Pages

Wednesday, March 1, 2017

Correct Corrupted Undo Tablespace Segment

=====================
Issue
=====================
Due to a power failure Oracle server was abruptly shutdown.
After Linux server was started, the database could not start.
It seems that data block(s) in UNTO Tables are now corrupt.
The solution to fix this issue was of several steps.

=====================
First Error:
=====================
ORA-00600 kcratr1_lastbwr

This error was fixed following Oracle Metalink: 
ORA-600 [kcratr1_lastbwr] (Doc ID 1200478.1)

After a disk failure that caused the database to crash, the instance fails to start up with ORA-00600: arguments: [kcratr1_lastbwr].

The alert log file shows the following entries :
Completed: ALTER DATABASE MOUNT
Tue Sep 19 09:43:03 2006
ALTER DATABASE OPEN
Block change tracking file is current.
Tue Sep 19 09:43:04 2006
Beginning crash recovery of 1 threads
parallel recovery started with 2 processes
Tue Sep 19 09:43:04 2006
Started redo scan
Tue Sep 19 09:43:05 2006
Errors in file gns80_ora_9936.trc:
ORA-00600: internal error code, arguments: [kcratr1_lastbwr], [], [], [], [],[], [], []
Tue Sep 19 09:43:06 2006
Aborting crash recovery due to error 600

CHANGES
There was a disk problem that caused the database to crash.

> _Items_:
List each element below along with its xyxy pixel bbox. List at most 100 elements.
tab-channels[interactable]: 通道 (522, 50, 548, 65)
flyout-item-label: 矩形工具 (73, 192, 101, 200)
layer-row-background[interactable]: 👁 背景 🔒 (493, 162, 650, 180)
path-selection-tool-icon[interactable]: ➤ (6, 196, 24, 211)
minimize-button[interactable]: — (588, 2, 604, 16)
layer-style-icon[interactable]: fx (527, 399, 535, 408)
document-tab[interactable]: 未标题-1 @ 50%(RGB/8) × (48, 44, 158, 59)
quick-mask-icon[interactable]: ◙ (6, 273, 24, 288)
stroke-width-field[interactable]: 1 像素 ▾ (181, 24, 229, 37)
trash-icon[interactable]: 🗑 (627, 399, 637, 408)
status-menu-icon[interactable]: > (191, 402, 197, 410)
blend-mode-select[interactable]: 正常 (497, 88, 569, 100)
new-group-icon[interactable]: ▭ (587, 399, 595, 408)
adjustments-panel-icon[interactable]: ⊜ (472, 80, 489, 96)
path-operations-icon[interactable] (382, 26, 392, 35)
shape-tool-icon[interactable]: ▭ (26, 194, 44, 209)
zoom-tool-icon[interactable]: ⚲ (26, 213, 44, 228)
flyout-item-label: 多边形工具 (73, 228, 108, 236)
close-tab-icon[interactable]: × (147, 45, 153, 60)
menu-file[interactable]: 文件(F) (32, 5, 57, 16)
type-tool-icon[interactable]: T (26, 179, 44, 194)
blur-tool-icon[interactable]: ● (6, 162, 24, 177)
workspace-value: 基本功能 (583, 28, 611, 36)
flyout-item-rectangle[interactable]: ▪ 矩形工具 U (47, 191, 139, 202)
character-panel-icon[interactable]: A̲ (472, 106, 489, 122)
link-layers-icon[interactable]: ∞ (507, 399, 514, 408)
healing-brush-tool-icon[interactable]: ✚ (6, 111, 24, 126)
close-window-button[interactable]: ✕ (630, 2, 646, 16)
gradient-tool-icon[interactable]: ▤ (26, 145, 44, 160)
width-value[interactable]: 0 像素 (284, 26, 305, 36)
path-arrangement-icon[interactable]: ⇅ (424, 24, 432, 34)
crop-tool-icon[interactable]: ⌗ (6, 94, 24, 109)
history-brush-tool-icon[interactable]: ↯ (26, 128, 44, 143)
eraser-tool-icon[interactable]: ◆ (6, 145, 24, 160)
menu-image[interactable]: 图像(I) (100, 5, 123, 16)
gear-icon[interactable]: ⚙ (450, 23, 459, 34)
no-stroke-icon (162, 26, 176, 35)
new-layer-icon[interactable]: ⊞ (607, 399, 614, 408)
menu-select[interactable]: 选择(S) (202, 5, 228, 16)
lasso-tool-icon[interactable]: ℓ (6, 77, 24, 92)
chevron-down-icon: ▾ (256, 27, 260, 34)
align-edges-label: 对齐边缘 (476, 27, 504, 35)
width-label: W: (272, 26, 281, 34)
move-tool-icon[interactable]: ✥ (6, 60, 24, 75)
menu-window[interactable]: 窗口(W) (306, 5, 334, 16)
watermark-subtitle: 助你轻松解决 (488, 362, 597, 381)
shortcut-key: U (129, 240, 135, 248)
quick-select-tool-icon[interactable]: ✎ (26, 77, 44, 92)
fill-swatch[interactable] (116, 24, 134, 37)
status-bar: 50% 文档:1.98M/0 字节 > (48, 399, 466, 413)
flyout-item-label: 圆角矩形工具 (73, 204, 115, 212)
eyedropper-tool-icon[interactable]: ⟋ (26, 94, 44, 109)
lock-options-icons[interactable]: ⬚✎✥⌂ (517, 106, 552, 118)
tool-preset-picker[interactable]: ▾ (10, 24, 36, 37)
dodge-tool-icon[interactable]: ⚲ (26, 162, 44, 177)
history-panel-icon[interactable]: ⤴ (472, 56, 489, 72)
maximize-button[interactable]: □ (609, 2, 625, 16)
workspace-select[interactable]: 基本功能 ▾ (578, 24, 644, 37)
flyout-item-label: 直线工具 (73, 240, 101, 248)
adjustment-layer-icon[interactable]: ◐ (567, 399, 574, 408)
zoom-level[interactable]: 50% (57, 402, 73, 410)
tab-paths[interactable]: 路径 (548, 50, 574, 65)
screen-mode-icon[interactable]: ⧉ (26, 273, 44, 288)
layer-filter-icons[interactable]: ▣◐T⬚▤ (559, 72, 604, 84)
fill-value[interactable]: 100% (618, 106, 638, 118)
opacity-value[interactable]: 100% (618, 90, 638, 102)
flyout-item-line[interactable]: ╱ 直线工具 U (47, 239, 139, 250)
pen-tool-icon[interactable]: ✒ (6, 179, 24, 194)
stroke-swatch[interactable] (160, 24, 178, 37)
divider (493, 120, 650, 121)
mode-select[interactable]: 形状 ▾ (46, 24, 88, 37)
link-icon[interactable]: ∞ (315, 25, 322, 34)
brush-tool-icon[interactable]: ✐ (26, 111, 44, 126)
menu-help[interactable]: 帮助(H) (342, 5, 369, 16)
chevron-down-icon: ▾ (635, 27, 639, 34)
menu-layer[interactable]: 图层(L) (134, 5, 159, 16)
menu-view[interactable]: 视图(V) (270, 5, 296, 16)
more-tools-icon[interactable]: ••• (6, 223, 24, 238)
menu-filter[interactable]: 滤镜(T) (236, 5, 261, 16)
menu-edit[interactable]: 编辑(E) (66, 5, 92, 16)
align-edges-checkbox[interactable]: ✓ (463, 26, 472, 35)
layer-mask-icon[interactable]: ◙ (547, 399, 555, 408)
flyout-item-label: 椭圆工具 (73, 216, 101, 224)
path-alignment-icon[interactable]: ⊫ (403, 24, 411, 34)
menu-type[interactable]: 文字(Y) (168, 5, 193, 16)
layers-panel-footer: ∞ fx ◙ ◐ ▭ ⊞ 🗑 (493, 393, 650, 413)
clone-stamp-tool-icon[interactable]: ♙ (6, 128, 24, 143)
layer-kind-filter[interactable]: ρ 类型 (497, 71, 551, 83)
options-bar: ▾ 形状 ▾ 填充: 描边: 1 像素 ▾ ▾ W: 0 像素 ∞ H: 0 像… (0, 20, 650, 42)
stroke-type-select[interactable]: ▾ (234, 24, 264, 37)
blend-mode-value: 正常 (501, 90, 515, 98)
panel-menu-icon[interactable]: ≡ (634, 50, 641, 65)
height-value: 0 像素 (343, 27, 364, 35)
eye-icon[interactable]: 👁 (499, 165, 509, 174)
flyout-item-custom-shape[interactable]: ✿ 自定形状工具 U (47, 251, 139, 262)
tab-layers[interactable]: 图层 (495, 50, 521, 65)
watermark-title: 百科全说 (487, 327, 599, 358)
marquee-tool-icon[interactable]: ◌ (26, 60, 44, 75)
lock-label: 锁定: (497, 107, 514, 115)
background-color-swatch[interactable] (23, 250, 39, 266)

> _Written request_:
Extract from the undo tablespace corruption page the passage from "Wednesday, March 1, 2017" to "was abruptly shutdown.", copying it without any change.

> _Solution for this task_:
Wednesday, March 1, 2017

Correct Corrupted Undo Tablespace Segment

=====================
Issue
=====================
Due to a power failure Oracle server was abruptly shutdown.